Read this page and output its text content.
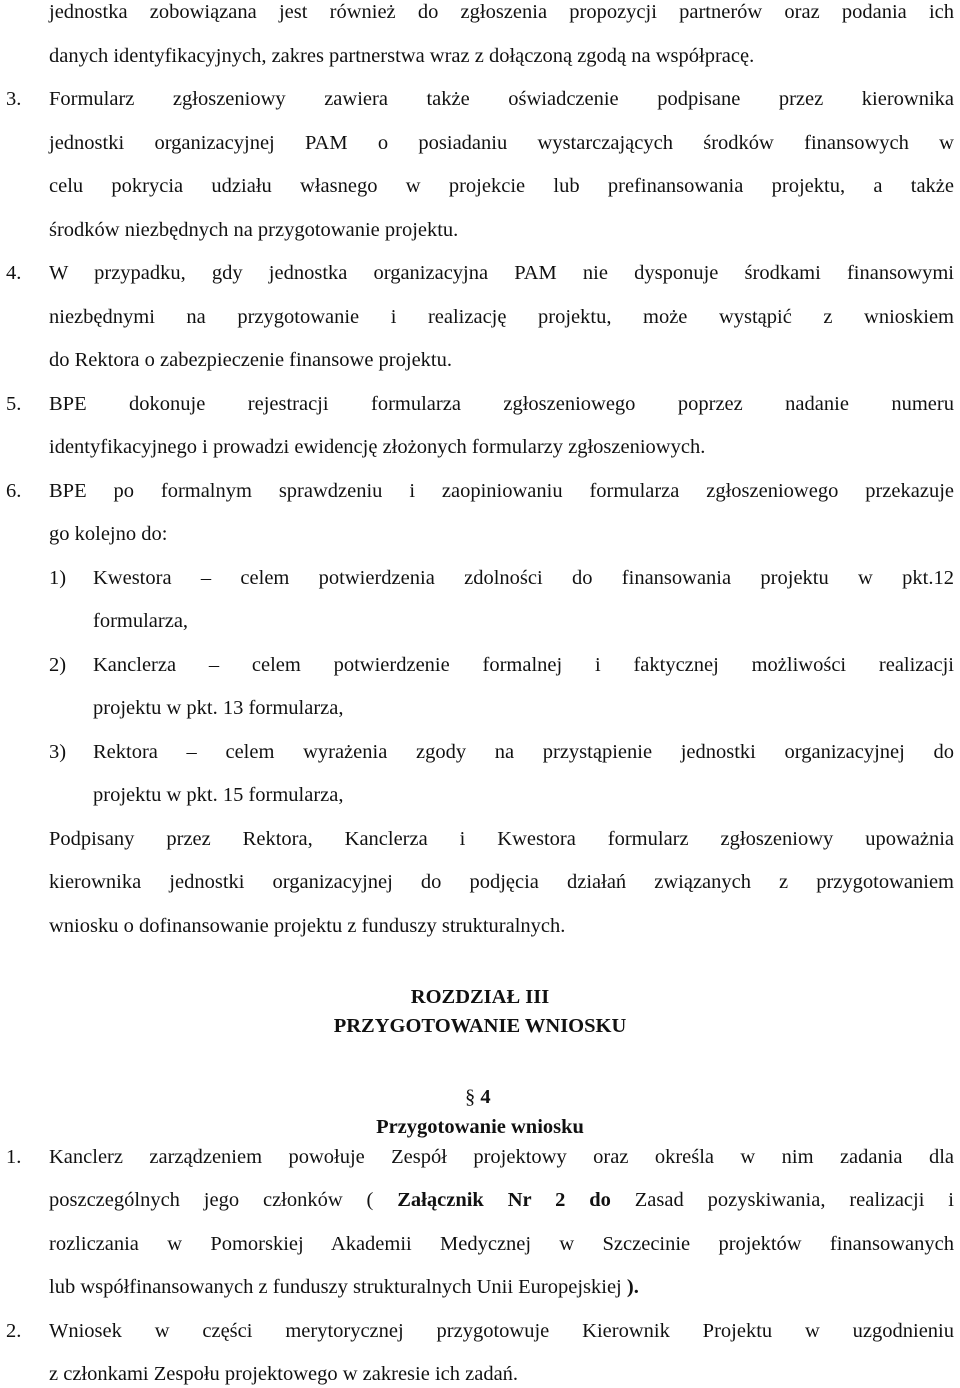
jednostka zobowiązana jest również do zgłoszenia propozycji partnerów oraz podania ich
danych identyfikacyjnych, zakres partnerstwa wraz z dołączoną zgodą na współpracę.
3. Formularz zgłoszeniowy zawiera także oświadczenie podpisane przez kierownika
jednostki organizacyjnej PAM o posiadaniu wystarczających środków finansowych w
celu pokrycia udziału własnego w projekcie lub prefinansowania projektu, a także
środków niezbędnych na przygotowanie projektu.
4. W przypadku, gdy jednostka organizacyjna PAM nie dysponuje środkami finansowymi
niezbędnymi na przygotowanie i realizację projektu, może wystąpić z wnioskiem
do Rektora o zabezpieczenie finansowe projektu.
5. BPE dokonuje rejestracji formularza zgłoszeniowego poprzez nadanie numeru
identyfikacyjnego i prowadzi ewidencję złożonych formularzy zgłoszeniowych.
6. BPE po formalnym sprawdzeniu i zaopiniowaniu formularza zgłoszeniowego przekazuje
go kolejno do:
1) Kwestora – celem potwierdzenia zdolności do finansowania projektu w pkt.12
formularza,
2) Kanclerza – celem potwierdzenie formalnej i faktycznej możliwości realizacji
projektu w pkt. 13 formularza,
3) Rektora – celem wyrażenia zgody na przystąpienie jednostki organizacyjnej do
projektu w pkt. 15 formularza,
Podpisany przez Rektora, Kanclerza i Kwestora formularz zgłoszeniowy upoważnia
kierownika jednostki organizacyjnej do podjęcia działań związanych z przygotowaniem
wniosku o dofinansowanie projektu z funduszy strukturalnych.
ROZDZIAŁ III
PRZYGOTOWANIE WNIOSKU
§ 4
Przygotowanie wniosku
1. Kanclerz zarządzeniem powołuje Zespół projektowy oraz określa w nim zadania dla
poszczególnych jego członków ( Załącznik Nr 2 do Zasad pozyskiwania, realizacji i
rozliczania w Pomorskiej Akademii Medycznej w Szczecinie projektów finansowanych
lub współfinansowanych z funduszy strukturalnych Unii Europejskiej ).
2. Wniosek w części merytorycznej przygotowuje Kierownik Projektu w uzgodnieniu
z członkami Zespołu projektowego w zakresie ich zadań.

...

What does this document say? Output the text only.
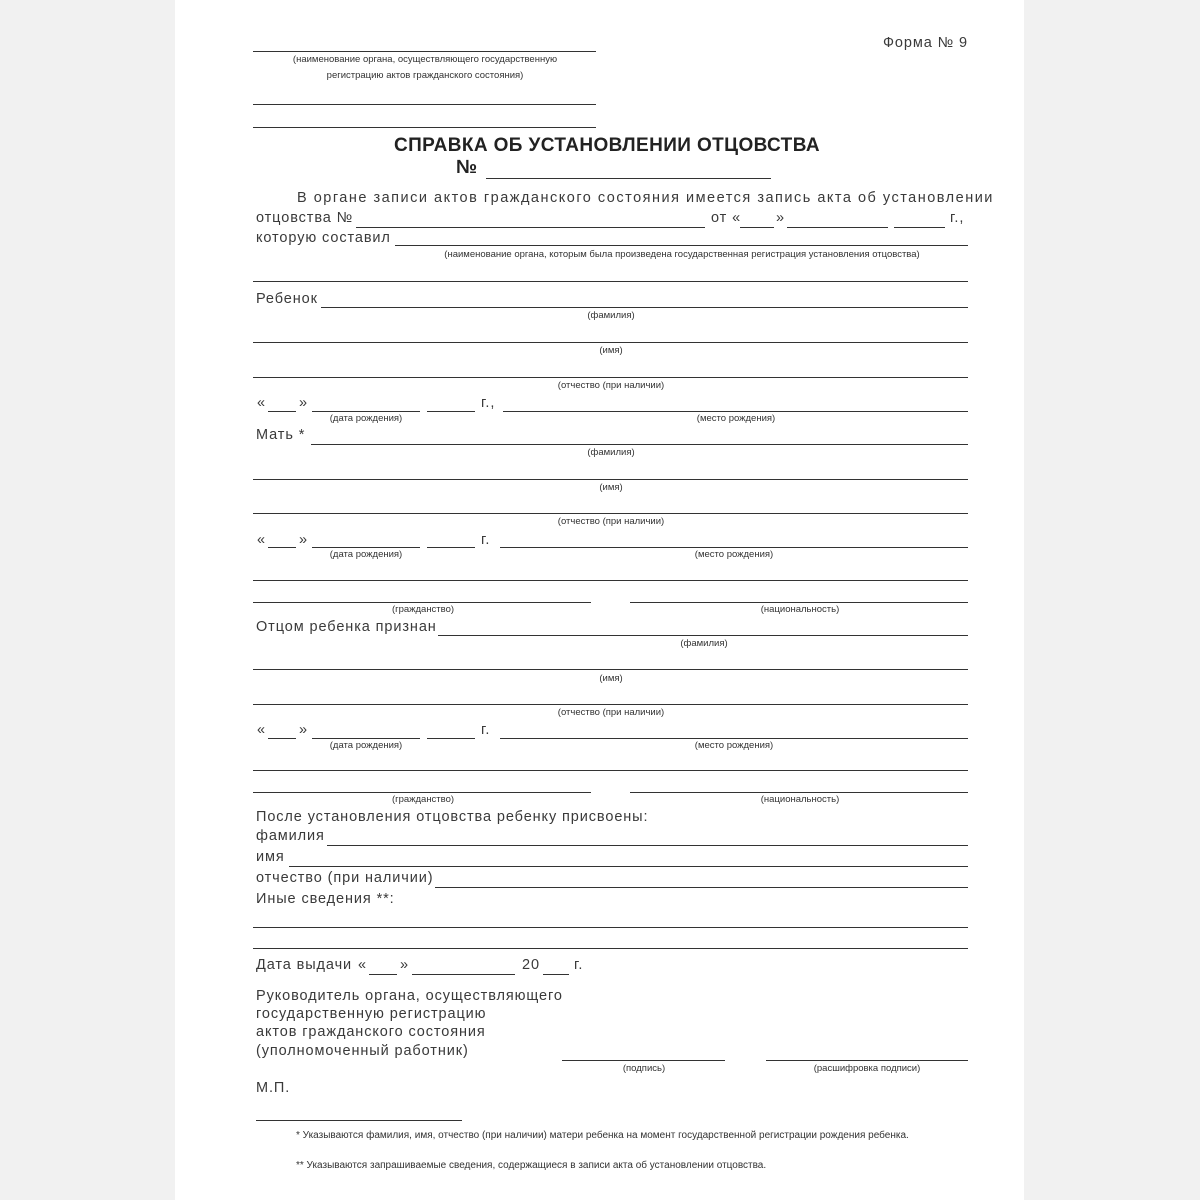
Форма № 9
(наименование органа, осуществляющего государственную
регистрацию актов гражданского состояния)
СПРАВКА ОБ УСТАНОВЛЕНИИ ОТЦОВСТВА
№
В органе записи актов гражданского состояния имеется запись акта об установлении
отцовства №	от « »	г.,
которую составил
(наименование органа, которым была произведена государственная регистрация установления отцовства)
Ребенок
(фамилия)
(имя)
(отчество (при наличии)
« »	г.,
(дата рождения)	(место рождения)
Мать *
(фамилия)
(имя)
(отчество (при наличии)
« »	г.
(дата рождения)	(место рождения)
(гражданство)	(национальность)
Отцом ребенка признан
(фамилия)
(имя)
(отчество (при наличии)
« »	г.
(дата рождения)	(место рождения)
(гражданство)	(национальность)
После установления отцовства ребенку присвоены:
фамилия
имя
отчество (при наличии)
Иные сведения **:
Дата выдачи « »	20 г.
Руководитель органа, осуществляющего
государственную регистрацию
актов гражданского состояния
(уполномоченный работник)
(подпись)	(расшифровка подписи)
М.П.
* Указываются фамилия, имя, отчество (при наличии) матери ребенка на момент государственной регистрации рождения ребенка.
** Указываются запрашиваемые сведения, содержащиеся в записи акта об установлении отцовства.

▸ Stated exercise
Extract every line from the records above that contains the word "акта".

▸ Problem solution
В органе записи актов гражданского состояния имеется запись акта об установлении
** Указываются запрашиваемые сведения, содержащиеся в записи акта об установлении отцовства.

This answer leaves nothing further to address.